Tally the lines below that contain the word "values", and give only that number.

◇ ◇ ◇ ◇ ◇ ◇ ◇

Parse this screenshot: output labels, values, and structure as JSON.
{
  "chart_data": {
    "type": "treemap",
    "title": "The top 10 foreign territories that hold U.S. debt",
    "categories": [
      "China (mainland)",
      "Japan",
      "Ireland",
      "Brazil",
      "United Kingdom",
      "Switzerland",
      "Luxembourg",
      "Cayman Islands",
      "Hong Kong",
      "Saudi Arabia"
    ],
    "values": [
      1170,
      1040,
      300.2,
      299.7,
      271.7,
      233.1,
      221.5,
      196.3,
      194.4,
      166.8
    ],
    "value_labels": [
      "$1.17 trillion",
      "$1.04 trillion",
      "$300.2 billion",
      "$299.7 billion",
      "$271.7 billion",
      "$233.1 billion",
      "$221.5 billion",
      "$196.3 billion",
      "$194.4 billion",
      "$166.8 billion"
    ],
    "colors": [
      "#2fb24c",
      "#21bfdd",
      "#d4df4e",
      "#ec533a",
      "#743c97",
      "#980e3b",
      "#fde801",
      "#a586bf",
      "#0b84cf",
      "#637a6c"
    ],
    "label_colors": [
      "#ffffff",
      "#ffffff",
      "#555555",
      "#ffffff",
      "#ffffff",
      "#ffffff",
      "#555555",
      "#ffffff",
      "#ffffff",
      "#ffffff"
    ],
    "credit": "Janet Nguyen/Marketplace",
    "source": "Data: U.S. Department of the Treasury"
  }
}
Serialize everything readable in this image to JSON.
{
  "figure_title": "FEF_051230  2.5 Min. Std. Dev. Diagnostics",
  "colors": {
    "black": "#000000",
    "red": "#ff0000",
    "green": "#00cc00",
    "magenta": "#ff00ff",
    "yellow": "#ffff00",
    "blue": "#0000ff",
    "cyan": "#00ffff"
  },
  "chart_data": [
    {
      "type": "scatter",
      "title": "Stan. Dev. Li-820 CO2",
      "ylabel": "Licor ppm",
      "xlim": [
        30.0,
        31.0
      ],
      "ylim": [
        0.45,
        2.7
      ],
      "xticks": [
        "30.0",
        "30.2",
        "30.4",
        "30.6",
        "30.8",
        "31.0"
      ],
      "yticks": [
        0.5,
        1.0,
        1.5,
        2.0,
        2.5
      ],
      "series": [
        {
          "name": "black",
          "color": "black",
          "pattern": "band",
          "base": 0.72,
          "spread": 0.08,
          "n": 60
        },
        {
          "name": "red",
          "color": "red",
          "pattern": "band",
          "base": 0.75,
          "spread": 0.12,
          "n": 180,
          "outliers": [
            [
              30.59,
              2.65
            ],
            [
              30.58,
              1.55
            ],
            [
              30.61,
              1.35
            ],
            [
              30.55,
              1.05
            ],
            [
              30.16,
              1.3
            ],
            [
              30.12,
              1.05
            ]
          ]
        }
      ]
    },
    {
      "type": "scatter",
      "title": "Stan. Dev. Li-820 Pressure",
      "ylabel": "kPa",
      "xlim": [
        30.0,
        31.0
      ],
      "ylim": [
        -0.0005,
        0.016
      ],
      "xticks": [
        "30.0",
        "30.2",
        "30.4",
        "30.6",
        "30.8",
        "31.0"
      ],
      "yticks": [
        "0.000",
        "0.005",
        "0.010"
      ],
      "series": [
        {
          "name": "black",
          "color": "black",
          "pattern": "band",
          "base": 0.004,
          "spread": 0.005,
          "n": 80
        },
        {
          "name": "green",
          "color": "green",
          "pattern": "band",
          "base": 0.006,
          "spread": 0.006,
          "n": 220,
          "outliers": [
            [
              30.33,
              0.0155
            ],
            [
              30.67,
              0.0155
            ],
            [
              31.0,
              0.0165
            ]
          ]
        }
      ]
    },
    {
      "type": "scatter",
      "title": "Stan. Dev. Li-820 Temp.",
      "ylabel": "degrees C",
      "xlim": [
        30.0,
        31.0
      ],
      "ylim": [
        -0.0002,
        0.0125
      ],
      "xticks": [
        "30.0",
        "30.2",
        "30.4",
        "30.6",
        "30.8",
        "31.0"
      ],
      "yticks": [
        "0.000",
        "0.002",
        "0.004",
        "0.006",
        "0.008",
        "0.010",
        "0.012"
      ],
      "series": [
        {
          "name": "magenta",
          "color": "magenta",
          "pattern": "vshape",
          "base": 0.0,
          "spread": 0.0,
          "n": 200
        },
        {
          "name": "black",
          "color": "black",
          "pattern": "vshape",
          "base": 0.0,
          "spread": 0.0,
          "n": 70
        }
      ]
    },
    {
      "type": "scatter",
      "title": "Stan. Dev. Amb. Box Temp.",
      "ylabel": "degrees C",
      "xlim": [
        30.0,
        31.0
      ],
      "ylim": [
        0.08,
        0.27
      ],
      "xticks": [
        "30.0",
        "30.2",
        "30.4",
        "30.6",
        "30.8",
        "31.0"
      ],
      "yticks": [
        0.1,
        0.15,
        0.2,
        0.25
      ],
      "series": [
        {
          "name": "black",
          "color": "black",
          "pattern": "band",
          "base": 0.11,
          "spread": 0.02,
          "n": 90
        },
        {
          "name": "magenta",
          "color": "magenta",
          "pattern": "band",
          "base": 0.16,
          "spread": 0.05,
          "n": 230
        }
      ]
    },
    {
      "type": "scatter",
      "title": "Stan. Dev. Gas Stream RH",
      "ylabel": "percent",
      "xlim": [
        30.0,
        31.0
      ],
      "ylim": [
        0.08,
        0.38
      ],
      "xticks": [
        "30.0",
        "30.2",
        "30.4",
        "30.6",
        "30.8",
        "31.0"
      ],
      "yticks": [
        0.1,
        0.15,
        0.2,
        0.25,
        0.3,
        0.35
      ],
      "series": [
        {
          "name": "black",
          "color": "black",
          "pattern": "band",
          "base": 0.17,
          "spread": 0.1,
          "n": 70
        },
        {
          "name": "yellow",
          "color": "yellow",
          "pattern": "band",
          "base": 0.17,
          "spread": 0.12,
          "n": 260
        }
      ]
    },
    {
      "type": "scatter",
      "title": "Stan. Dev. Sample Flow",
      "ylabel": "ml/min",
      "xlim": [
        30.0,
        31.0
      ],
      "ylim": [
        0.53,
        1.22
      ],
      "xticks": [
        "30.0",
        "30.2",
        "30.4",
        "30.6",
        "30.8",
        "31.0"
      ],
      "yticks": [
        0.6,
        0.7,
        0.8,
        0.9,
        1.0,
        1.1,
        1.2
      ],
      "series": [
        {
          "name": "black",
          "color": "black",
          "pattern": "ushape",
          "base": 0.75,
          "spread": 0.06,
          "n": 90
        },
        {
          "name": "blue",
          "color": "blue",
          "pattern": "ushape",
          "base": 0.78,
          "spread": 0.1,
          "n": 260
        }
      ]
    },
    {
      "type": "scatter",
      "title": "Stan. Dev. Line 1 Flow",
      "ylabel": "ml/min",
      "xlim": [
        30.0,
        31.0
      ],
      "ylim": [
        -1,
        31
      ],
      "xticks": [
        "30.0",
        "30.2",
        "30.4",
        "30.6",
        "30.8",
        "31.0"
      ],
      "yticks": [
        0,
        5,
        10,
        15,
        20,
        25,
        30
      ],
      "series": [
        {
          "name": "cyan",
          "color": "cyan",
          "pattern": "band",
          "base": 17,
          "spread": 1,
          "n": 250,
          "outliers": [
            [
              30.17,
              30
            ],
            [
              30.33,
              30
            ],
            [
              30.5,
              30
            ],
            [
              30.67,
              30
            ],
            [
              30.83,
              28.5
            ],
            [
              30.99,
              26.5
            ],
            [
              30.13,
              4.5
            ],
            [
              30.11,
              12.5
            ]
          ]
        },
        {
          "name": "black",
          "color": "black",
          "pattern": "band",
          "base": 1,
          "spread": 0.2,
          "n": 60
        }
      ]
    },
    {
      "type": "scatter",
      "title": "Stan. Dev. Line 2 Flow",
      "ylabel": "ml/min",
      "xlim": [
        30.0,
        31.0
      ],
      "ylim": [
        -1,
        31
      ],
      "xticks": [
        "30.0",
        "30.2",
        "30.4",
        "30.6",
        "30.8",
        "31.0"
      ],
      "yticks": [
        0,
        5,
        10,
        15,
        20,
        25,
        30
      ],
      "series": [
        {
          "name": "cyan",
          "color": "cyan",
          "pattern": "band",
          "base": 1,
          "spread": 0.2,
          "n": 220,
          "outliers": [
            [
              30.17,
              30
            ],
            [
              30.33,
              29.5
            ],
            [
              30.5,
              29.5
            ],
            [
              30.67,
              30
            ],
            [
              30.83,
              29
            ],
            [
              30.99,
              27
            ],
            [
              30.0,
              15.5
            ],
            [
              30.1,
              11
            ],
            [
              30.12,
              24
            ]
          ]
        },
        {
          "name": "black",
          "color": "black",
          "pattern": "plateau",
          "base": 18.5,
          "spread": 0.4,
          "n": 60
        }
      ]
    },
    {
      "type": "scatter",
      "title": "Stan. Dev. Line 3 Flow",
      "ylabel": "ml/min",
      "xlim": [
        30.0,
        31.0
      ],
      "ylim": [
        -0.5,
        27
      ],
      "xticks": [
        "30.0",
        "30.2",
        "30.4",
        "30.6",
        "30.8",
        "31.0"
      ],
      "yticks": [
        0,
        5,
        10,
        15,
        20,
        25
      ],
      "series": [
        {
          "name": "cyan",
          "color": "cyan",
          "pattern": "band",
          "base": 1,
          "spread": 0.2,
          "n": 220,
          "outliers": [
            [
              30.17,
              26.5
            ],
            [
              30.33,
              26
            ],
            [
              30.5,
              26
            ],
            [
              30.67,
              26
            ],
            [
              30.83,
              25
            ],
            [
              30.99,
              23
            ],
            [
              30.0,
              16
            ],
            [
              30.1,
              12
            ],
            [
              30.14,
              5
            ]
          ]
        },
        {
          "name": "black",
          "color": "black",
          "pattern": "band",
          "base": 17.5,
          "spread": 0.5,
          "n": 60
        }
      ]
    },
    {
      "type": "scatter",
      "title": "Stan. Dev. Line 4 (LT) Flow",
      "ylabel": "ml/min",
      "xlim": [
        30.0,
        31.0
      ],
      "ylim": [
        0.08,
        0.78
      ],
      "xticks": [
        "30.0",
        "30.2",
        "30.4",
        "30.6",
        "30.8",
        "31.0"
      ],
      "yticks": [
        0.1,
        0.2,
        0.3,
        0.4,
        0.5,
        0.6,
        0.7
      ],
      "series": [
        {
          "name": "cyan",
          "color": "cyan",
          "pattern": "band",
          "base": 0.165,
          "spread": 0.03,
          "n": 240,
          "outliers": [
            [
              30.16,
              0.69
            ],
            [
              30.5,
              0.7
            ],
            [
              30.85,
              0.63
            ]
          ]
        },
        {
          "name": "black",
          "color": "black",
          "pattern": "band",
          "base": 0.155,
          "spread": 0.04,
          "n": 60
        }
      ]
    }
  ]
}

◇ ◇ ◇ ◇ ◇ ◇ ◇

THE SOLUTION: 2